_WHAT YOU WILL DO_
Your task is to copy every line of the records below that contains "this".

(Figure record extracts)
- - -
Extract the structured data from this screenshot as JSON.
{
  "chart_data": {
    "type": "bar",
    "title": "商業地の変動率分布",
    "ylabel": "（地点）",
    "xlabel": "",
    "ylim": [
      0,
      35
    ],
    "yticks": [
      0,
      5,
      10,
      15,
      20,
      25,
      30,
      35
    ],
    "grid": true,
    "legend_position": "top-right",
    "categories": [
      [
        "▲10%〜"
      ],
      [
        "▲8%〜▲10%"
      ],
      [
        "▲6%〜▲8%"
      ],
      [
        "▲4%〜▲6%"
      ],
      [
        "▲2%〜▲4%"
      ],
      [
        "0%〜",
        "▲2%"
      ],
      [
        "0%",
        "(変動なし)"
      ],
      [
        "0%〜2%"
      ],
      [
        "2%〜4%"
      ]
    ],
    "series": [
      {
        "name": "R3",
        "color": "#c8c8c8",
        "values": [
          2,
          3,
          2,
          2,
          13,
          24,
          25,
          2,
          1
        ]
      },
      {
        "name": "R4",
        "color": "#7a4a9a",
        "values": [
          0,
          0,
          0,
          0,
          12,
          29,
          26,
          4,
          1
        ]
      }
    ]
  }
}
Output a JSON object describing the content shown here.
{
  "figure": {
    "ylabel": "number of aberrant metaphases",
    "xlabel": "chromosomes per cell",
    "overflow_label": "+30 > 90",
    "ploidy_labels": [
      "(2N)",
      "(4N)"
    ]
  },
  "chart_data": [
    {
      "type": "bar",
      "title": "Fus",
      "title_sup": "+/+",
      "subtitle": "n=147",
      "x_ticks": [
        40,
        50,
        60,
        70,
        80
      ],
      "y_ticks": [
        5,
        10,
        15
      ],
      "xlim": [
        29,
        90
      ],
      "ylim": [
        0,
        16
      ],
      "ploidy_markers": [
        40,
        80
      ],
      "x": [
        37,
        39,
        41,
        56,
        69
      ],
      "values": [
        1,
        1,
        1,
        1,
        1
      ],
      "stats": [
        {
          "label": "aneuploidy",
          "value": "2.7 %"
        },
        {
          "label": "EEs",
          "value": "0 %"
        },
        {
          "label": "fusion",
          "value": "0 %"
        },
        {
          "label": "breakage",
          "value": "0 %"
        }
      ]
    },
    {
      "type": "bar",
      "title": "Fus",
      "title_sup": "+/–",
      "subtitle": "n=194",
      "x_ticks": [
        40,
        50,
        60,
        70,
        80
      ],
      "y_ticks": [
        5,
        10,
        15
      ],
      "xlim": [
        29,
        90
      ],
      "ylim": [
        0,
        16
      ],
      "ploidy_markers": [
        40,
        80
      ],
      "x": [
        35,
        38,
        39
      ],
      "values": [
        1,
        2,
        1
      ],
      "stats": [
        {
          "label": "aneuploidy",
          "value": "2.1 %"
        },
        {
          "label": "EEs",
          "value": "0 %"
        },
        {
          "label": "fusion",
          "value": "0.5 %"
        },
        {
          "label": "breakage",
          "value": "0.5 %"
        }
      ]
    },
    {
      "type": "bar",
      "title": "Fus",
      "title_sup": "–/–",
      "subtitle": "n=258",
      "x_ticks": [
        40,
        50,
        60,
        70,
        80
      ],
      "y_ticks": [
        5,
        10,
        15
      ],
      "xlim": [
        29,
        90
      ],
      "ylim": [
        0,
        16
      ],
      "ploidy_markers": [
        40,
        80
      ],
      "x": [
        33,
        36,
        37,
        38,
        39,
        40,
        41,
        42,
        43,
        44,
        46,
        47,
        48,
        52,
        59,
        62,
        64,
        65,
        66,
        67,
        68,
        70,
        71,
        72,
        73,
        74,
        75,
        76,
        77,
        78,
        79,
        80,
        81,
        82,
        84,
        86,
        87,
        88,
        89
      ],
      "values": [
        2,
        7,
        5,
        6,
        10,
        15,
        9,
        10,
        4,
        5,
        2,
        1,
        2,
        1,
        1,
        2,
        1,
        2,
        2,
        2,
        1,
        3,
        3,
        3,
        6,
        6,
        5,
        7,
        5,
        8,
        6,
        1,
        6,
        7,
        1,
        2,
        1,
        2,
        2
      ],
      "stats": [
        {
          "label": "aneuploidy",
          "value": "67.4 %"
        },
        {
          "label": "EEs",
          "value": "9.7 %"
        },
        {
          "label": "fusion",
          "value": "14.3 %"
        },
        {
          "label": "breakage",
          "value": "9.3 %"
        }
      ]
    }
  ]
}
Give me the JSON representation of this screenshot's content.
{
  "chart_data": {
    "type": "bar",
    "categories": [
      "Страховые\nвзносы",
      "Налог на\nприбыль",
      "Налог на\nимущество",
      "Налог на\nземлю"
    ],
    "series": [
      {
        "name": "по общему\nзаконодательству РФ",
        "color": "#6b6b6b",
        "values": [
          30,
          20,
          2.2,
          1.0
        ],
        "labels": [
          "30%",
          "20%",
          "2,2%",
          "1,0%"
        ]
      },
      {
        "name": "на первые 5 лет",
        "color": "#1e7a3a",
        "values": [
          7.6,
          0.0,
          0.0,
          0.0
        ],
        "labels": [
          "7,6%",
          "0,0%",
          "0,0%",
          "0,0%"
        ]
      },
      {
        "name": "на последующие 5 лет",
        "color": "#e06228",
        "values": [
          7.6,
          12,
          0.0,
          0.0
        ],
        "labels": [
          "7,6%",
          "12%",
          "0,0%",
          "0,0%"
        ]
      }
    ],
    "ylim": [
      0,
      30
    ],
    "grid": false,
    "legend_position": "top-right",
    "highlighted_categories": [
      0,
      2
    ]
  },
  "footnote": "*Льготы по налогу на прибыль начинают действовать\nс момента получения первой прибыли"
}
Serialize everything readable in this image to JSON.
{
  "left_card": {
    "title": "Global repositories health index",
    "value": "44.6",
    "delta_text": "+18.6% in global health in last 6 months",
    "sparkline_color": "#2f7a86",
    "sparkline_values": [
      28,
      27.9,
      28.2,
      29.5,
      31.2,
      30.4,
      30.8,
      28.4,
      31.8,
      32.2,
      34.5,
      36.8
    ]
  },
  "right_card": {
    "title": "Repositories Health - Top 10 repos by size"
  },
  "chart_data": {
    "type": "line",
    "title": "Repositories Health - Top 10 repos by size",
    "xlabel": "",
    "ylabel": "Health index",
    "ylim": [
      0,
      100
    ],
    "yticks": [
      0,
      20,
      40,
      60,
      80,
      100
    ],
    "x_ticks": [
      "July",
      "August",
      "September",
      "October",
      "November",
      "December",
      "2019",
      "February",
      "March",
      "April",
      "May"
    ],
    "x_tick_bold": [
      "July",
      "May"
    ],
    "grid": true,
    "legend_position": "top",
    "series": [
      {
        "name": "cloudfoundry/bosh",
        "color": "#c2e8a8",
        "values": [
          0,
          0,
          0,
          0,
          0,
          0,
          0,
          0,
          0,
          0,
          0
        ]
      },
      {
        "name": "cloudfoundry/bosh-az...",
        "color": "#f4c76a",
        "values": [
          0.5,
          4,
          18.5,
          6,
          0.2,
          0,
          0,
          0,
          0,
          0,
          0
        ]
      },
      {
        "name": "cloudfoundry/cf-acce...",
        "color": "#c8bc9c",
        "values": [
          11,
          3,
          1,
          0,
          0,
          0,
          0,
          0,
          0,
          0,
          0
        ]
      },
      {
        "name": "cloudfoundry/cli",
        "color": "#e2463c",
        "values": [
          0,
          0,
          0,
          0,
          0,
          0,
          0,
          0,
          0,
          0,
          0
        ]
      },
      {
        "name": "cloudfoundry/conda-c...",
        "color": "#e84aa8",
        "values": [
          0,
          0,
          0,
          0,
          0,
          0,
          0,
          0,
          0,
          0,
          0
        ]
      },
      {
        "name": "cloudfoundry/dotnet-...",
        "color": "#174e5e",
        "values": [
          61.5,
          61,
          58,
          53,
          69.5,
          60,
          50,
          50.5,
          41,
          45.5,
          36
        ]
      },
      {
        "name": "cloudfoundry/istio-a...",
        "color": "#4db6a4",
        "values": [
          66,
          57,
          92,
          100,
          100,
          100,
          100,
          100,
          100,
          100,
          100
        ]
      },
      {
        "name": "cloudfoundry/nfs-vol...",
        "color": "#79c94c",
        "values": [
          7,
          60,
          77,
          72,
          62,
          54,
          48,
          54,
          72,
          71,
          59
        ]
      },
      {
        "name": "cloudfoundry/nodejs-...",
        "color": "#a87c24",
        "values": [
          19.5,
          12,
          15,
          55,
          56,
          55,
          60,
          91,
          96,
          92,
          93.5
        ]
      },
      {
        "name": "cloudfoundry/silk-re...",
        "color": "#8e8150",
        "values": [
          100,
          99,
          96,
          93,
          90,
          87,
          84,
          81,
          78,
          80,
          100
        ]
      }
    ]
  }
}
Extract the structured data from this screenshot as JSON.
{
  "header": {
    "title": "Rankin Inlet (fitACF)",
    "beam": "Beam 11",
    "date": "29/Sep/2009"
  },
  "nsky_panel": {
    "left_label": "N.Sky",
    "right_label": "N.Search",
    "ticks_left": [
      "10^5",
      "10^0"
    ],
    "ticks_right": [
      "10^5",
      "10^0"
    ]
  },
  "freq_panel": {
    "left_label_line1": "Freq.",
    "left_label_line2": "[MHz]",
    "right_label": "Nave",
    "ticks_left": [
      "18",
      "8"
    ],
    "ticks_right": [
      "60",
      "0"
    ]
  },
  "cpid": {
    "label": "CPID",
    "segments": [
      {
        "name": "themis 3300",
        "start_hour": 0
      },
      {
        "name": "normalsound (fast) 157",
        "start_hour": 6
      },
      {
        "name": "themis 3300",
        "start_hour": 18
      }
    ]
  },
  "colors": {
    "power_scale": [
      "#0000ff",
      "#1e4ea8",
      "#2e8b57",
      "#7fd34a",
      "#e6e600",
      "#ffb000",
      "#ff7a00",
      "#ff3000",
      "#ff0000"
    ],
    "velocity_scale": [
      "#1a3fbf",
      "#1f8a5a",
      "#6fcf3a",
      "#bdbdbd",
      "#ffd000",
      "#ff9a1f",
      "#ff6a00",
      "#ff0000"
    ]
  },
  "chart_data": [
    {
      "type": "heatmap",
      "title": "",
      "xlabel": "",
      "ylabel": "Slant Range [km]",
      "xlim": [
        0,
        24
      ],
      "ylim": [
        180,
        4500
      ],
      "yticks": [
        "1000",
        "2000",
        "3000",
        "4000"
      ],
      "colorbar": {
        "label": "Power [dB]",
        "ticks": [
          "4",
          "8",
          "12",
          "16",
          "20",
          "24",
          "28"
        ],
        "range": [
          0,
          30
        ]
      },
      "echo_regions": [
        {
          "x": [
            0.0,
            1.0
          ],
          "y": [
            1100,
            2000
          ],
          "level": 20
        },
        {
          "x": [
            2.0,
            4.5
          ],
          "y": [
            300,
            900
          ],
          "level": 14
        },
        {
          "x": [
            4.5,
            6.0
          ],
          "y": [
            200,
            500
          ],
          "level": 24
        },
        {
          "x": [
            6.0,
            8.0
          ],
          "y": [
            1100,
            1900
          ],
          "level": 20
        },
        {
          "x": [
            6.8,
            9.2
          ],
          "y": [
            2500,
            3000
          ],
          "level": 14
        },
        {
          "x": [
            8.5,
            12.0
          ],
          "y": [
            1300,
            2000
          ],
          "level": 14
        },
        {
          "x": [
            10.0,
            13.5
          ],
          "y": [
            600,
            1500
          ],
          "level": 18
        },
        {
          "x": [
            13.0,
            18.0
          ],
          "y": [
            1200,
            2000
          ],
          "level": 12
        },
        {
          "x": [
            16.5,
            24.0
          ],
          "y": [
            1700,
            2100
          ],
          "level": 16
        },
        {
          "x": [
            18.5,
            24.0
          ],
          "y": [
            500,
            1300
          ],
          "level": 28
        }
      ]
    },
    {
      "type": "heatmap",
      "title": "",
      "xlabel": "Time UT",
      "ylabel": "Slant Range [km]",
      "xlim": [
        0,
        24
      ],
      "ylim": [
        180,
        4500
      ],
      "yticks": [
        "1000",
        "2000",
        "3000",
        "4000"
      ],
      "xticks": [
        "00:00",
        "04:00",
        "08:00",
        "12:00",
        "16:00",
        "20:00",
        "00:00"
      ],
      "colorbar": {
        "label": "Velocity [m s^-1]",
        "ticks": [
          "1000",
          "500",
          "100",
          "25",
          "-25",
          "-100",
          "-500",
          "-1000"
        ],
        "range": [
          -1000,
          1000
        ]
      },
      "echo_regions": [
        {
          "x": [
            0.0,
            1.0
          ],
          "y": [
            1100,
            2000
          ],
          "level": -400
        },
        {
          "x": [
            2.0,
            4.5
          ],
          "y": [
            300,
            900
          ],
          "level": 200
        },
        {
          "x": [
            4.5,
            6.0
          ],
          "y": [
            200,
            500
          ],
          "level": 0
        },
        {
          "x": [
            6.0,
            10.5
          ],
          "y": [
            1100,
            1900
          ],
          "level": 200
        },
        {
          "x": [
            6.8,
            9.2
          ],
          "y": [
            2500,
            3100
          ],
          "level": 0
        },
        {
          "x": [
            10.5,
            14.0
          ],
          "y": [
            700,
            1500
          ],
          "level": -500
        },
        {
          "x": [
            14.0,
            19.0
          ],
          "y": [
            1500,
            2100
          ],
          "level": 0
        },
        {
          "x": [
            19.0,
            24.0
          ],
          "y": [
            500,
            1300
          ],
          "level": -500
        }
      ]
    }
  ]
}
- - -
_FULL OUTPUT_
Extract the structured data from this screenshot as JSON.
Give me the JSON representation of this screenshot's content.
Serialize everything readable in this image to JSON.
Extract the structured data from this screenshot as JSON.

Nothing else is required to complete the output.